> [To do]: Write out the full set of records below exactly.
### Material shown
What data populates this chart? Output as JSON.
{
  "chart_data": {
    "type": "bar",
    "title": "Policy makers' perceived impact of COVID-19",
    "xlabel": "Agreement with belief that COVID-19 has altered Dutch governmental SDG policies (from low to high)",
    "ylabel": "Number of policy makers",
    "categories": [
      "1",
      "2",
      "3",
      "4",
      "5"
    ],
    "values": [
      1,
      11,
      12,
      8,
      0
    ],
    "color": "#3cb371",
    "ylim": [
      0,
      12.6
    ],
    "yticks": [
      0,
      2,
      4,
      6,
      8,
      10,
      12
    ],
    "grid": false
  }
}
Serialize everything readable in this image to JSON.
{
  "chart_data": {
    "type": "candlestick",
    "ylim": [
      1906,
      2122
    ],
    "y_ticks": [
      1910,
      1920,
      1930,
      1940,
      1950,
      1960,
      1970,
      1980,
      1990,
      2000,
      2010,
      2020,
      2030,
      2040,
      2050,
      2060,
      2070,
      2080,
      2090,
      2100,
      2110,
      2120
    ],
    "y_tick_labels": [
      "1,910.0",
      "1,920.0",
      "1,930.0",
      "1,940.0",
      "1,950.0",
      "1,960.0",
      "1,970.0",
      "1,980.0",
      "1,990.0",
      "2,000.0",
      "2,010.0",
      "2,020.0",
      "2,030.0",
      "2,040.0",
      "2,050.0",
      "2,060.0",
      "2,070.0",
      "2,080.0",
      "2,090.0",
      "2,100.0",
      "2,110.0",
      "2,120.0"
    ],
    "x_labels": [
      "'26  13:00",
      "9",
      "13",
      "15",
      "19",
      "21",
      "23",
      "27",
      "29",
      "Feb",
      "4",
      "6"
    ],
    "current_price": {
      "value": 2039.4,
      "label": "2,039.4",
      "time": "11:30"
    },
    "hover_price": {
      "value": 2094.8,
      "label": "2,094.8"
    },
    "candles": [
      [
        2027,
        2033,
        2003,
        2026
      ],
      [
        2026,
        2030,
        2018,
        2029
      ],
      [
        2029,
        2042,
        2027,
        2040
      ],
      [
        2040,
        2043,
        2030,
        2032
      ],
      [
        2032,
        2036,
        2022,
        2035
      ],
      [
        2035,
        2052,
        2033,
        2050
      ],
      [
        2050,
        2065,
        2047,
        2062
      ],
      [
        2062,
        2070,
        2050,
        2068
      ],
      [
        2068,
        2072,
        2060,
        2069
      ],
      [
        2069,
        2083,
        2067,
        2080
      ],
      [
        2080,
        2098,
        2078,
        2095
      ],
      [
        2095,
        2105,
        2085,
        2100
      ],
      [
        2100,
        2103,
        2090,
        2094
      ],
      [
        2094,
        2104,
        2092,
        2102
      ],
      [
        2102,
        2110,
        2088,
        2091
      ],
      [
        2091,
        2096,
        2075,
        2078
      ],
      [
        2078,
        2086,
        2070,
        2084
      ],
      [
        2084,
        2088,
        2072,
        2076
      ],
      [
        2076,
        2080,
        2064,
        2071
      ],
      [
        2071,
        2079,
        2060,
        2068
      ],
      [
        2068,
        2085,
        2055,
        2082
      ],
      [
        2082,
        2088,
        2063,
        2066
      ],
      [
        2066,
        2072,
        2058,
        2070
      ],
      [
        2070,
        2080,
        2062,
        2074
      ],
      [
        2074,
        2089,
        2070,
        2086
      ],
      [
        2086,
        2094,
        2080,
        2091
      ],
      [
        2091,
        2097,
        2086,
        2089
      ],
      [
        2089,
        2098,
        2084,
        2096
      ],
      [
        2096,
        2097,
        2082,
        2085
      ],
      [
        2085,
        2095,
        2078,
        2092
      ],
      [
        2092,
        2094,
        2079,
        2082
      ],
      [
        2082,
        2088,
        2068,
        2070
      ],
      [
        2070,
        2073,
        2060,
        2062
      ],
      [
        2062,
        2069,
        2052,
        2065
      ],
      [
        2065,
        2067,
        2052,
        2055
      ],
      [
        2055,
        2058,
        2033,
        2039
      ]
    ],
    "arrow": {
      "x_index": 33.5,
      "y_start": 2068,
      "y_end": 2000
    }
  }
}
######
> [Expected answer]:
What data populates this chart? Output as JSON.
{
  "chart_data": {
    "type": "bar",
    "title": "Policy makers' perceived impact of COVID-19",
    "xlabel": "Agreement with belief that COVID-19 has altered Dutch governmental SDG policies (from low to high)",
    "ylabel": "Number of policy makers",
    "categories": [
      "1",
      "2",
      "3",
      "4",
      "5"
    ],
    "values": [
      1,
      11,
      12,
      8,
      0
    ],
    "color": "#3cb371",
    "ylim": [
      0,
      12.6
    ],
    "yticks": [
      0,
      2,
      4,
      6,
      8,
      10,
      12
    ],
    "grid": false
  }
}
Serialize everything readable in this image to JSON.
{
  "chart_data": {
    "type": "candlestick",
    "ylim": [
      1906,
      2122
    ],
    "y_ticks": [
      1910,
      1920,
      1930,
      1940,
      1950,
      1960,
      1970,
      1980,
      1990,
      2000,
      2010,
      2020,
      2030,
      2040,
      2050,
      2060,
      2070,
      2080,
      2090,
      2100,
      2110,
      2120
    ],
    "y_tick_labels": [
      "1,910.0",
      "1,920.0",
      "1,930.0",
      "1,940.0",
      "1,950.0",
      "1,960.0",
      "1,970.0",
      "1,980.0",
      "1,990.0",
      "2,000.0",
      "2,010.0",
      "2,020.0",
      "2,030.0",
      "2,040.0",
      "2,050.0",
      "2,060.0",
      "2,070.0",
      "2,080.0",
      "2,090.0",
      "2,100.0",
      "2,110.0",
      "2,120.0"
    ],
    "x_labels": [
      "'26  13:00",
      "9",
      "13",
      "15",
      "19",
      "21",
      "23",
      "27",
      "29",
      "Feb",
      "4",
      "6"
    ],
    "current_price": {
      "value": 2039.4,
      "label": "2,039.4",
      "time": "11:30"
    },
    "hover_price": {
      "value": 2094.8,
      "label": "2,094.8"
    },
    "candles": [
      [
        2027,
        2033,
        2003,
        2026
      ],
      [
        2026,
        2030,
        2018,
        2029
      ],
      [
        2029,
        2042,
        2027,
        2040
      ],
      [
        2040,
        2043,
        2030,
        2032
      ],
      [
        2032,
        2036,
        2022,
        2035
      ],
      [
        2035,
        2052,
        2033,
        2050
      ],
      [
        2050,
        2065,
        2047,
        2062
      ],
      [
        2062,
        2070,
        2050,
        2068
      ],
      [
        2068,
        2072,
        2060,
        2069
      ],
      [
        2069,
        2083,
        2067,
        2080
      ],
      [
        2080,
        2098,
        2078,
        2095
      ],
      [
        2095,
        2105,
        2085,
        2100
      ],
      [
        2100,
        2103,
        2090,
        2094
      ],
      [
        2094,
        2104,
        2092,
        2102
      ],
      [
        2102,
        2110,
        2088,
        2091
      ],
      [
        2091,
        2096,
        2075,
        2078
      ],
      [
        2078,
        2086,
        2070,
        2084
      ],
      [
        2084,
        2088,
        2072,
        2076
      ],
      [
        2076,
        2080,
        2064,
        2071
      ],
      [
        2071,
        2079,
        2060,
        2068
      ],
      [
        2068,
        2085,
        2055,
        2082
      ],
      [
        2082,
        2088,
        2063,
        2066
      ],
      [
        2066,
        2072,
        2058,
        2070
      ],
      [
        2070,
        2080,
        2062,
        2074
      ],
      [
        2074,
        2089,
        2070,
        2086
      ],
      [
        2086,
        2094,
        2080,
        2091
      ],
      [
        2091,
        2097,
        2086,
        2089
      ],
      [
        2089,
        2098,
        2084,
        2096
      ],
      [
        2096,
        2097,
        2082,
        2085
      ],
      [
        2085,
        2095,
        2078,
        2092
      ],
      [
        2092,
        2094,
        2079,
        2082
      ],
      [
        2082,
        2088,
        2068,
        2070
      ],
      [
        2070,
        2073,
        2060,
        2062
      ],
      [
        2062,
        2069,
        2052,
        2065
      ],
      [
        2065,
        2067,
        2052,
        2055
      ],
      [
        2055,
        2058,
        2033,
        2039
      ]
    ],
    "arrow": {
      "x_index": 33.5,
      "y_start": 2068,
      "y_end": 2000
    }
  }
}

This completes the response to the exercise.